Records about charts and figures
* Begin *

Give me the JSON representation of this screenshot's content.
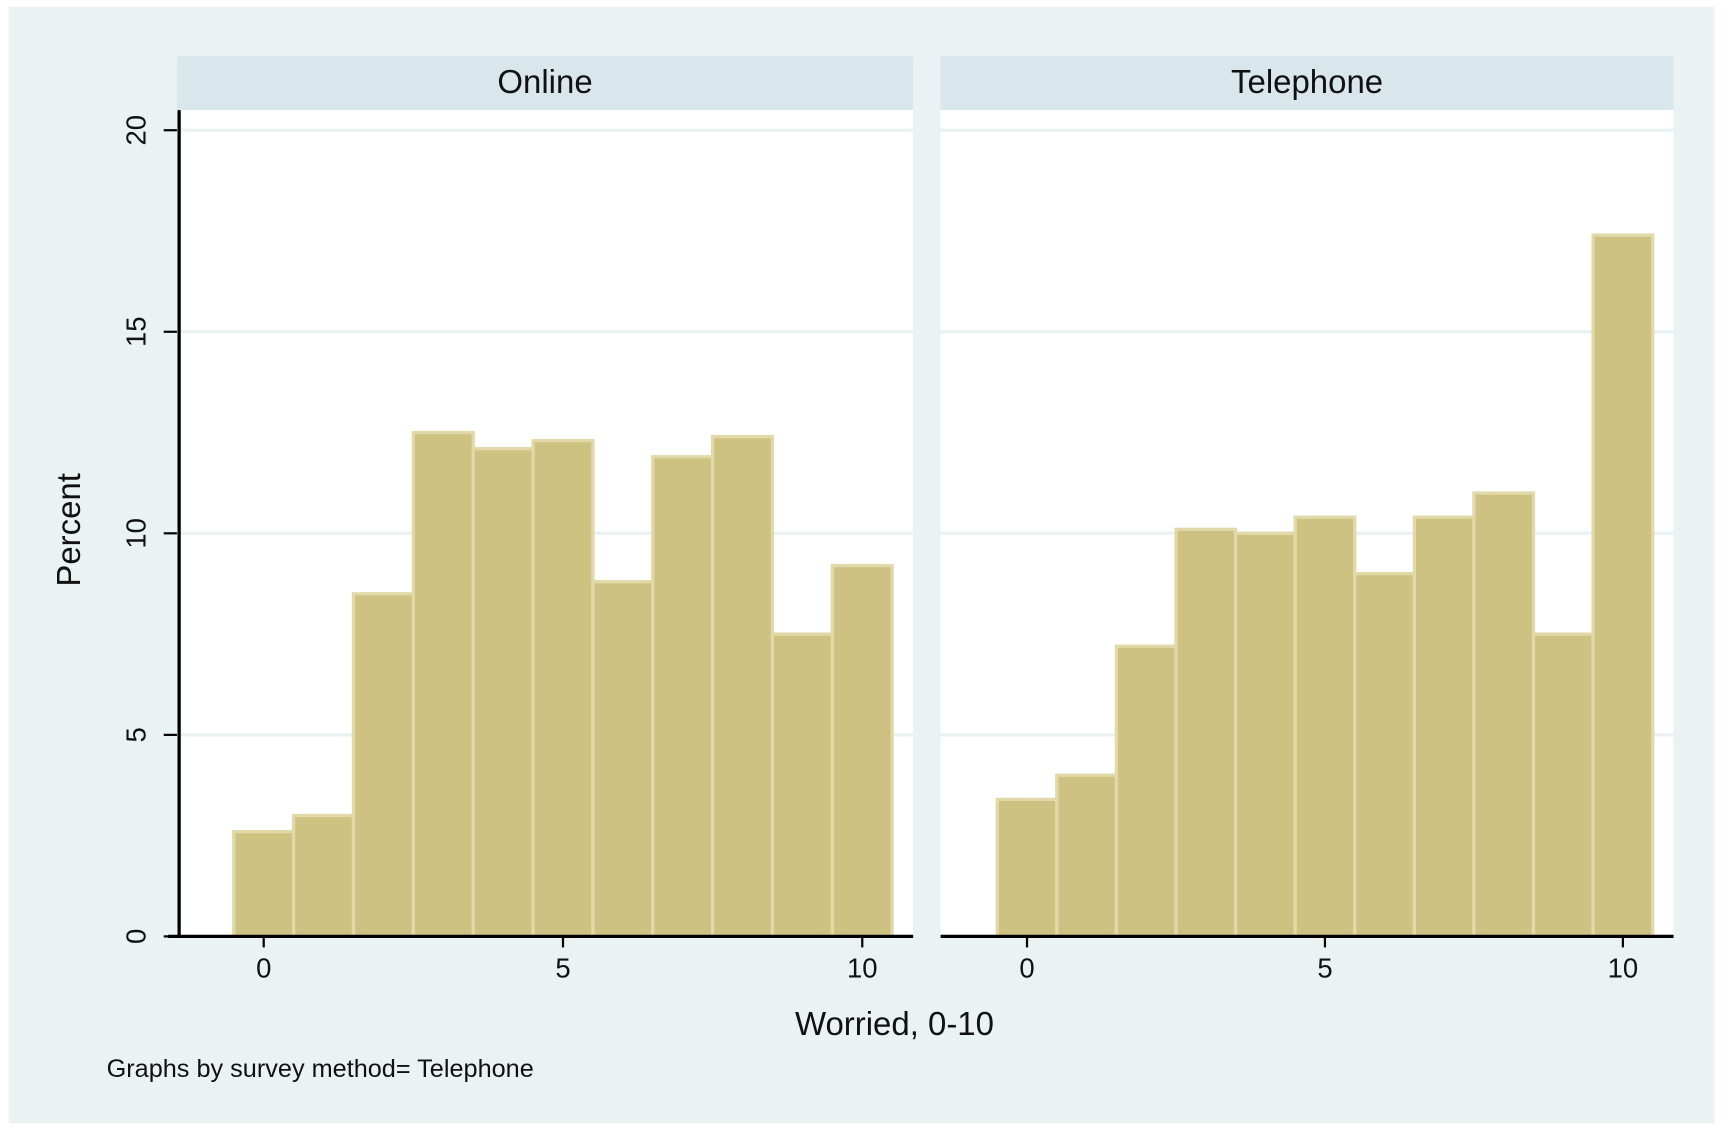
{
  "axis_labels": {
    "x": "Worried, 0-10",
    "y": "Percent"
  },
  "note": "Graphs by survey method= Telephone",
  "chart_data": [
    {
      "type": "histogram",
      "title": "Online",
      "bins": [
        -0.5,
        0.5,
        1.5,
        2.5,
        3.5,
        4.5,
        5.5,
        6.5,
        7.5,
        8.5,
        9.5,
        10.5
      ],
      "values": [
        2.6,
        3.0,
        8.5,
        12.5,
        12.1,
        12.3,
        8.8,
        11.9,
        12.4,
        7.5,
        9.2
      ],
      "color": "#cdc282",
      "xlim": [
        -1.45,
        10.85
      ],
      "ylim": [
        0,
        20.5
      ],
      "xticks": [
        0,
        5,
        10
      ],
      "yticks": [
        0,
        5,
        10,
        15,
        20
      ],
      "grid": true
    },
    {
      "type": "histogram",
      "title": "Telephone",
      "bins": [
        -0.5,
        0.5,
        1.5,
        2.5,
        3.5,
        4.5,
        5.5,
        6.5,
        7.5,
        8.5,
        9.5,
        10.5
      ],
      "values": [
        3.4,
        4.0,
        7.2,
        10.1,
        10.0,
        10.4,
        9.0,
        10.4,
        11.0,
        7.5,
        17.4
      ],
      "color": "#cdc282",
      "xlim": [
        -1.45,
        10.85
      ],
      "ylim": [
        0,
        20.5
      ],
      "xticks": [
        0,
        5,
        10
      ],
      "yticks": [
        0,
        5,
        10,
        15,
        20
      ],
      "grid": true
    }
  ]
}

* End *
* Begin *

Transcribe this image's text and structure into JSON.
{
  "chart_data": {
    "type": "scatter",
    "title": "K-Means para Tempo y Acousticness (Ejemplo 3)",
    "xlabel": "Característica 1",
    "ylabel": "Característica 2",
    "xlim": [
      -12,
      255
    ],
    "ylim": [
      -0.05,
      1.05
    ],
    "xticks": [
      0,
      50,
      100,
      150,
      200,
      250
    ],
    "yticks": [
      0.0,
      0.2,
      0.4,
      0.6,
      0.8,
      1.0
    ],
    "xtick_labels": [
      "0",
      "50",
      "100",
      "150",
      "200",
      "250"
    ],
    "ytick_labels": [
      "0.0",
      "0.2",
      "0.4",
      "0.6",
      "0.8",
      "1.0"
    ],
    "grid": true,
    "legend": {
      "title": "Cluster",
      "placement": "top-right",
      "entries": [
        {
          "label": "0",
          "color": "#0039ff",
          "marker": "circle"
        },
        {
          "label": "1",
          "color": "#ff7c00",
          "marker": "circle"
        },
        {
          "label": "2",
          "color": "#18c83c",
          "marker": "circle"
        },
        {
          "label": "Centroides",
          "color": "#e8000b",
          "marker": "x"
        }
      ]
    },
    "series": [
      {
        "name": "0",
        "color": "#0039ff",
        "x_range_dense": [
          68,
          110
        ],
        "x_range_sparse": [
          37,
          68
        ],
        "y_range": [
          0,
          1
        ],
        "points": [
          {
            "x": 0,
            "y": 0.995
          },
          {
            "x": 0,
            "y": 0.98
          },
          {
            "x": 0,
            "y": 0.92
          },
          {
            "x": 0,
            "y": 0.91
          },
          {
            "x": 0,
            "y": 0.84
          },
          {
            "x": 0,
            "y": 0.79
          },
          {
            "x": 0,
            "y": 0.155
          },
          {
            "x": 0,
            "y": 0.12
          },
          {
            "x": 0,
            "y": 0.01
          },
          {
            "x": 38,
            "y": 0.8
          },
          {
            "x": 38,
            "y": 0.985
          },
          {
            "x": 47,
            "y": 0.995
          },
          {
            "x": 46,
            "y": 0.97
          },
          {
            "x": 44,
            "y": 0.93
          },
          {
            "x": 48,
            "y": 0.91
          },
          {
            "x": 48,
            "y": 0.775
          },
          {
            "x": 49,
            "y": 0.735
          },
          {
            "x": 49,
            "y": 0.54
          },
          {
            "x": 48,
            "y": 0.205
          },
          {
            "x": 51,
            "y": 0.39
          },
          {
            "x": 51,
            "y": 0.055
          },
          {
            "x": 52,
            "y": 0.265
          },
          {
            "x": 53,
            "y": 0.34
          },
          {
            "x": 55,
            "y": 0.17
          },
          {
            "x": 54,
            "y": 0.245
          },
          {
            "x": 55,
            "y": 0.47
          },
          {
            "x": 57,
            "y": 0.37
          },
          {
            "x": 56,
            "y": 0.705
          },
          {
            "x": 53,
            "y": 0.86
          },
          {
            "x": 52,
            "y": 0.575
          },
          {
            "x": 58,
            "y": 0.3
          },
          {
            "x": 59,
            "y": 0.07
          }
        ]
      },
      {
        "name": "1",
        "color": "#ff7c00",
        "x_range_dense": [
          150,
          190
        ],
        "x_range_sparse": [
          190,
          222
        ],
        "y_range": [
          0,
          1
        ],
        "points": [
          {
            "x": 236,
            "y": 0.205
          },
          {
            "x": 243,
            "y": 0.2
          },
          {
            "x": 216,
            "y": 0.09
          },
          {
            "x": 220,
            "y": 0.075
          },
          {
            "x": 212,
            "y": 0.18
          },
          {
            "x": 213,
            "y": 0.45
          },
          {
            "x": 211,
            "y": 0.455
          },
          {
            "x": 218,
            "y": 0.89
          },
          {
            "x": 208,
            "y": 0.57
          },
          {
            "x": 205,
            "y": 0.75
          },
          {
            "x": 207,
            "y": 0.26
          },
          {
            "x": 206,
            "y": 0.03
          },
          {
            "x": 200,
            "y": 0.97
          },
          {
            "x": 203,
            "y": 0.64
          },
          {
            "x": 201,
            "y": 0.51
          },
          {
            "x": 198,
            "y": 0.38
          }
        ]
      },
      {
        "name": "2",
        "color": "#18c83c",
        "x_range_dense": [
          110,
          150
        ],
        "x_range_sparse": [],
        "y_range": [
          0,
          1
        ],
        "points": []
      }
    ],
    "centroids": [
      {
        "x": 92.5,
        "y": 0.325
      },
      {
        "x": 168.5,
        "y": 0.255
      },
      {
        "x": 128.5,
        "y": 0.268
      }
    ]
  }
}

* End *
* Begin *

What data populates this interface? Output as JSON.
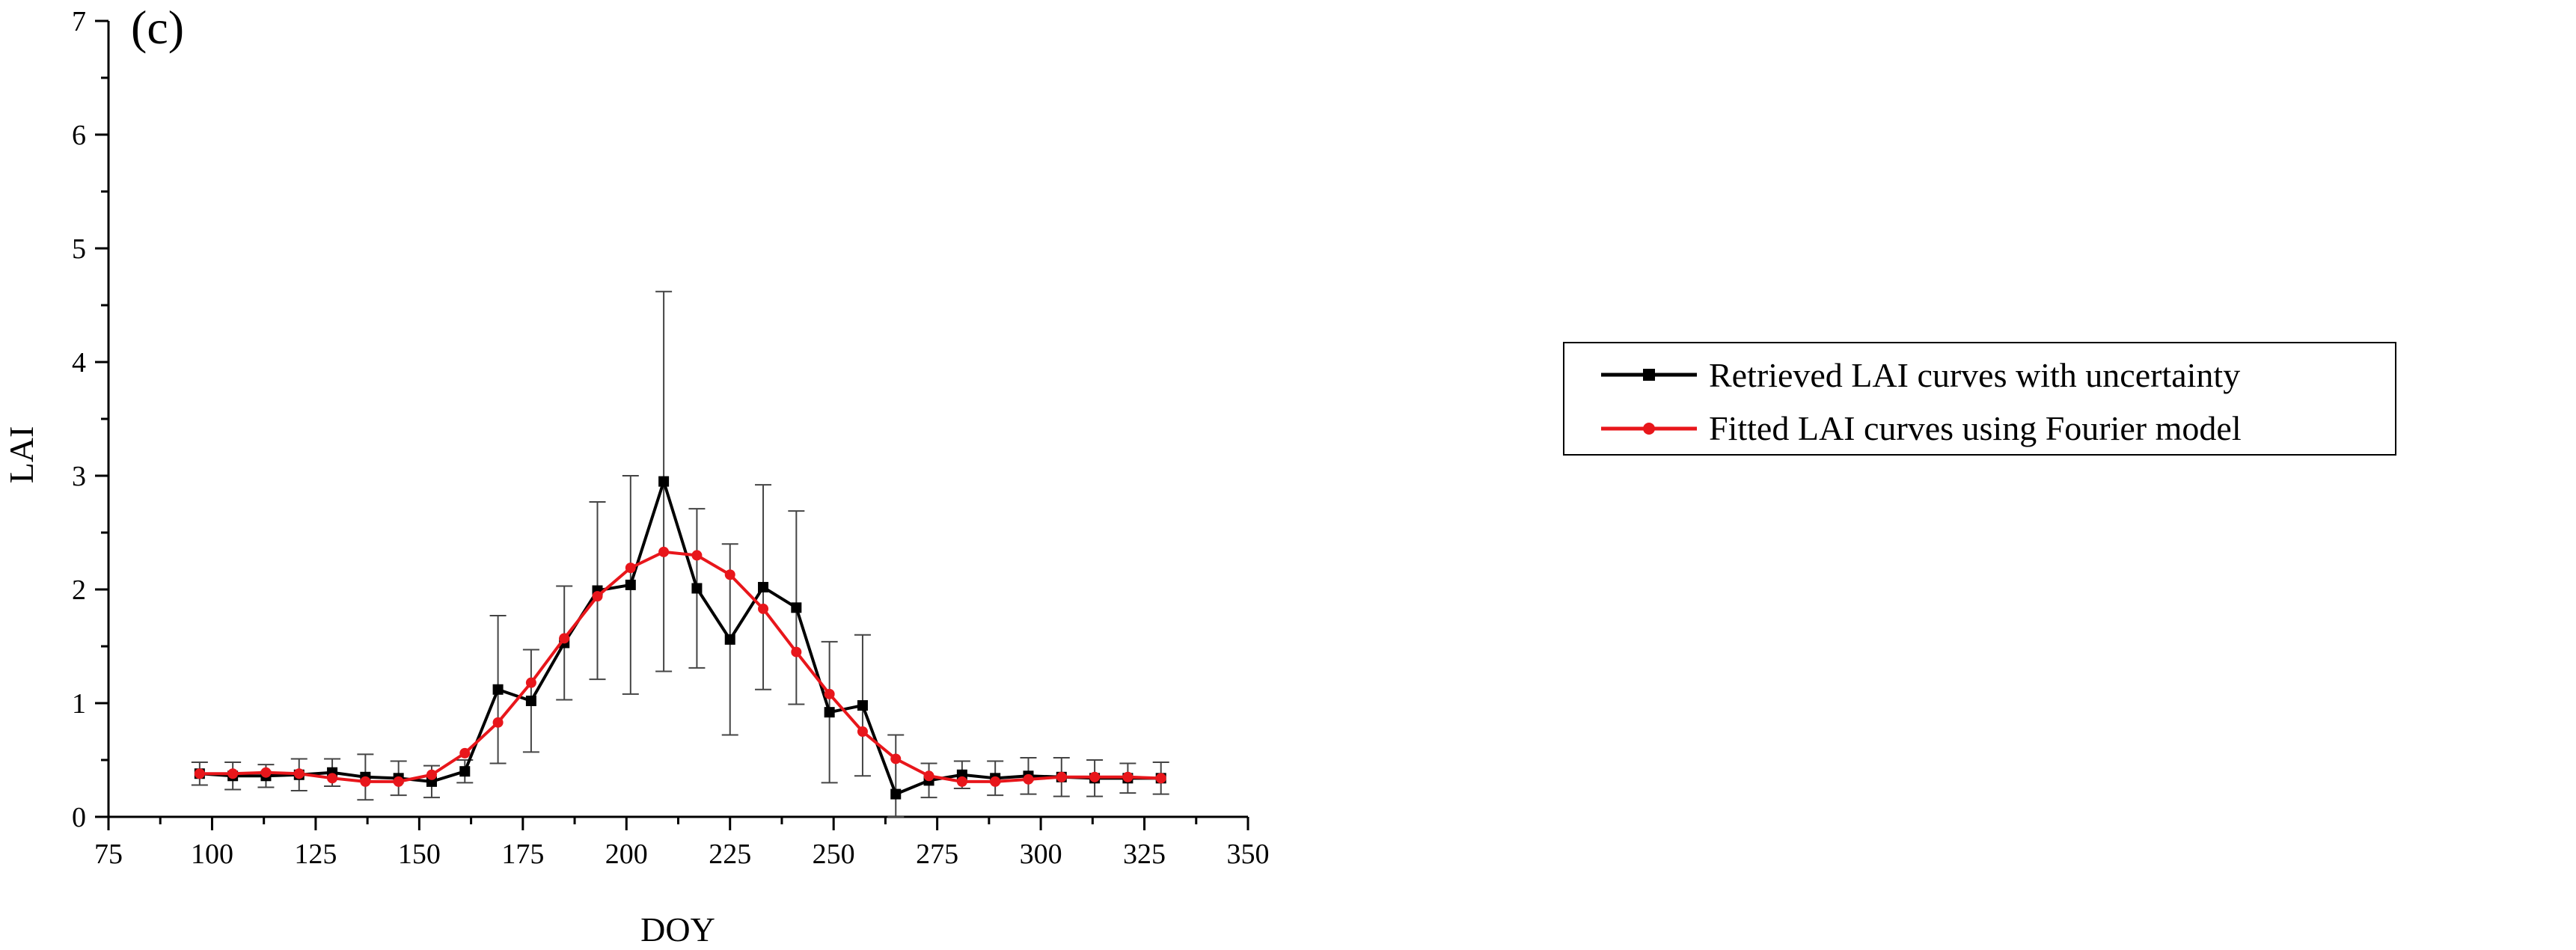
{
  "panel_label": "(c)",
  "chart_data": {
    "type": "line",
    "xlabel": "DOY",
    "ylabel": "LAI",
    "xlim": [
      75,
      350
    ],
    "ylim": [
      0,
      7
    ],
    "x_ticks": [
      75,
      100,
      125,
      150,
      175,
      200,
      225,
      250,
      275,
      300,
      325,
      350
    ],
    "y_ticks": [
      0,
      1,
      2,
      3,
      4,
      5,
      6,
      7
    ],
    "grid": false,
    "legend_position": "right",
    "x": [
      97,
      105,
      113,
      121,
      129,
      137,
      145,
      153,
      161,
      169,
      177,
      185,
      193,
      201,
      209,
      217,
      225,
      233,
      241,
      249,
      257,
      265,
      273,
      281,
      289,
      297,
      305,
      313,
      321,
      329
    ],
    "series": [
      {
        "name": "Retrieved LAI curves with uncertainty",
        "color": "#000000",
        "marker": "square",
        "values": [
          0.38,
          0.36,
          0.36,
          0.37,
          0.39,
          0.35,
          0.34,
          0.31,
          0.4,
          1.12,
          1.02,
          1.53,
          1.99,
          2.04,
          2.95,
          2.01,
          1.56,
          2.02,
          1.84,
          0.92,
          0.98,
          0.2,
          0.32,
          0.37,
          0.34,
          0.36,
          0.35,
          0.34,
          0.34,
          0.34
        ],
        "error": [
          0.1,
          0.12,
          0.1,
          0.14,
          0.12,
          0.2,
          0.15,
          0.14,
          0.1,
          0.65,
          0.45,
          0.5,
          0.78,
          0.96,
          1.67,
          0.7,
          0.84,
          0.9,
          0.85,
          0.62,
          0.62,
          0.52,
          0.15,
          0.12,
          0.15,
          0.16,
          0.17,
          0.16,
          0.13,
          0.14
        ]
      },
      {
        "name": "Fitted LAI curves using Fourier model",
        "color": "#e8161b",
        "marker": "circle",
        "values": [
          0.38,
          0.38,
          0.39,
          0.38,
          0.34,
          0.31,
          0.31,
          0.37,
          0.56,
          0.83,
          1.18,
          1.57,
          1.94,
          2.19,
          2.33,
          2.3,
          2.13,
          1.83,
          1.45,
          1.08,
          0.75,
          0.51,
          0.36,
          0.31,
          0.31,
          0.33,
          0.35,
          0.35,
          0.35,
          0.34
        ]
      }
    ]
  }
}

* End *

▸ PROMPT:
Output nothing but the number of lines in the data containing the string "curves".

▸ EXERCISE SOLUTION:
2